### [Task requirements]
Go through the listing and copy each line with the string "information".

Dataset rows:

· · · · · · ·

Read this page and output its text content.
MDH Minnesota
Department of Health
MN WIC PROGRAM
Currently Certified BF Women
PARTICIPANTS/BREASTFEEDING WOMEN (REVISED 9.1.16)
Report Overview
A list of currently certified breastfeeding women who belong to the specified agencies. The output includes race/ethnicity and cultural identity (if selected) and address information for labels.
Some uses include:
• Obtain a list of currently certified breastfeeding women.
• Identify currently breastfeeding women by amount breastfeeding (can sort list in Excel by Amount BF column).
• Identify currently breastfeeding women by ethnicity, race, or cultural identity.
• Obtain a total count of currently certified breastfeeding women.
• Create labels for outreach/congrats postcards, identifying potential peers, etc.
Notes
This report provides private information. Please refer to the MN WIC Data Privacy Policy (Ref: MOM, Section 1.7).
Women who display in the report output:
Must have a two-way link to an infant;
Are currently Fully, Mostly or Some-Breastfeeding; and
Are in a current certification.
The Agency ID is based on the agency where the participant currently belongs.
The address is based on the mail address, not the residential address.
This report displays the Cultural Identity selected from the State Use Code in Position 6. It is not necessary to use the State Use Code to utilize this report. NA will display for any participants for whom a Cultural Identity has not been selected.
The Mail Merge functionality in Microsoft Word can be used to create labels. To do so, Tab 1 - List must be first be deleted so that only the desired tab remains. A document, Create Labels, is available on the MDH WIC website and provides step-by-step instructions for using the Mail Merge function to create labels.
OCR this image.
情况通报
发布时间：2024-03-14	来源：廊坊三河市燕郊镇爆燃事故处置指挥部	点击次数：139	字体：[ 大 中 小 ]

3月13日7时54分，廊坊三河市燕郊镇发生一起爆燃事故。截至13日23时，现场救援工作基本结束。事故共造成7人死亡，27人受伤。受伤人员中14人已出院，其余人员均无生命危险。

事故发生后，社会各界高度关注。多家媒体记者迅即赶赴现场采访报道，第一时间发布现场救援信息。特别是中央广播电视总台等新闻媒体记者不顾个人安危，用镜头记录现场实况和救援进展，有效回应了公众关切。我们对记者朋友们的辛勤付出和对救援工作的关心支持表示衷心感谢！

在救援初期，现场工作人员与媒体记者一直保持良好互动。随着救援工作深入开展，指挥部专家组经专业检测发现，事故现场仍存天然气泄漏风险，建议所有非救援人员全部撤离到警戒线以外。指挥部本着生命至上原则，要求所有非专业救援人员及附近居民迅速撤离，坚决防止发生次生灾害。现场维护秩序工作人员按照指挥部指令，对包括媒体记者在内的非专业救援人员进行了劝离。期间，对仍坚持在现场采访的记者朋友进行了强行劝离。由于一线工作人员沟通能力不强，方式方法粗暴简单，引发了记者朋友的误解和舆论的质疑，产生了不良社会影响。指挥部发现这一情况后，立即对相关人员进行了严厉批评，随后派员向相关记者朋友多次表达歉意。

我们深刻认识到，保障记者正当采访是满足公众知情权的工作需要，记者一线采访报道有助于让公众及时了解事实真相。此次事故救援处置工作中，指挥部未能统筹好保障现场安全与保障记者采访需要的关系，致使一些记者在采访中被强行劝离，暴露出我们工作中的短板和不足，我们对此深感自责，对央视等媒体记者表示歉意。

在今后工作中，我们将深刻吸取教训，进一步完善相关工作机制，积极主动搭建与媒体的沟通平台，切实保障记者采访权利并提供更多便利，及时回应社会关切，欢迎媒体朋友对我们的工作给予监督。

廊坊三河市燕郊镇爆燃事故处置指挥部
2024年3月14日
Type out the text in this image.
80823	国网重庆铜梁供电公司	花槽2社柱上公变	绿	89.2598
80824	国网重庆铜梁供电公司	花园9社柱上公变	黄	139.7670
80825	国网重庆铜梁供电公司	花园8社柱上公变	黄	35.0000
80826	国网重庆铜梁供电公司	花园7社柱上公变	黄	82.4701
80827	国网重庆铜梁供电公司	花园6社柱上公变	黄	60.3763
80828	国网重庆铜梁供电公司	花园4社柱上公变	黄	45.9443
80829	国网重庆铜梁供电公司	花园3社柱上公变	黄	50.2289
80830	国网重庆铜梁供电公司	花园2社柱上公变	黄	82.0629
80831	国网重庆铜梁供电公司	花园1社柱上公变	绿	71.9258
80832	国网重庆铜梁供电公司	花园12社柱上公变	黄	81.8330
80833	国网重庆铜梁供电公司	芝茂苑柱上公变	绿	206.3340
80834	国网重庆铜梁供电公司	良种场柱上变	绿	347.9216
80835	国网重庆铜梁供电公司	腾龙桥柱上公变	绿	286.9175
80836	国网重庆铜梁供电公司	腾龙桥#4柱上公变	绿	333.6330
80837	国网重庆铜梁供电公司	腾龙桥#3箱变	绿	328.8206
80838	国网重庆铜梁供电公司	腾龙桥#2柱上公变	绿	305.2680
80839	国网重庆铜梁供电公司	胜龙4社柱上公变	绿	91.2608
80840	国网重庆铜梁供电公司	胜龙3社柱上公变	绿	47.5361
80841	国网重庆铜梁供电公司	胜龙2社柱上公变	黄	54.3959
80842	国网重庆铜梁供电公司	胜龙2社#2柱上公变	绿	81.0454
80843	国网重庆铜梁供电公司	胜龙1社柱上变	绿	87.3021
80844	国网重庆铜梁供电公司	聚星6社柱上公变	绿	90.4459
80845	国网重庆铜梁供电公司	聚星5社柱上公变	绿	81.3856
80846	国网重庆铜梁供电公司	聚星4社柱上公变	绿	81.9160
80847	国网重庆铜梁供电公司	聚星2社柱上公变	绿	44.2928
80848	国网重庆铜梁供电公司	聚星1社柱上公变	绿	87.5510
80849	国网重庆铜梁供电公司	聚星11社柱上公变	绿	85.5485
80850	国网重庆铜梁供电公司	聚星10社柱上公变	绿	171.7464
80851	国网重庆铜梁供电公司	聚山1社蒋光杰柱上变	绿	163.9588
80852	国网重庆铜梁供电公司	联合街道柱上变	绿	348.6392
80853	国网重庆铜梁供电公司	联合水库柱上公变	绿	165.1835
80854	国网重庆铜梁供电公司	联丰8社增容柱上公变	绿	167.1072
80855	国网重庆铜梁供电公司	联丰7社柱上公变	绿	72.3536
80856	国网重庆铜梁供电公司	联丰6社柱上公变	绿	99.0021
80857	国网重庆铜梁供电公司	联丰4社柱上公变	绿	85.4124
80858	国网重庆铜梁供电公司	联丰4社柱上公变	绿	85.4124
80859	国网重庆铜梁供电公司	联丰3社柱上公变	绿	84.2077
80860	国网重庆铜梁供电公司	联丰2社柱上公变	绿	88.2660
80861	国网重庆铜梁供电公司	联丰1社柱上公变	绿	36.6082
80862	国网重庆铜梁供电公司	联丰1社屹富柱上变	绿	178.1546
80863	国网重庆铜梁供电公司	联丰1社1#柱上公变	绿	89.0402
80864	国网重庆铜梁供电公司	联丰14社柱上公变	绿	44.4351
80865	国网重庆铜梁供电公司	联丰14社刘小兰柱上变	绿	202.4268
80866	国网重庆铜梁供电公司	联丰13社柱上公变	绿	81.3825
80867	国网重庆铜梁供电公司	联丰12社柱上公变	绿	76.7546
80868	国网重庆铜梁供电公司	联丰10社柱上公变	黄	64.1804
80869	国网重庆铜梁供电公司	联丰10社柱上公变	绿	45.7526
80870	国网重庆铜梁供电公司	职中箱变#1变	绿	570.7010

· · · · · · ·

### [Output below]
A list of currently certified breastfeeding women who belong to the specified agencies. The output includes race/ethnicity and cultural identity (if selected) and address information for labels.
This report provides private information. Please refer to the MN WIC Data Privacy Policy (Ref: MOM, Section 1.7).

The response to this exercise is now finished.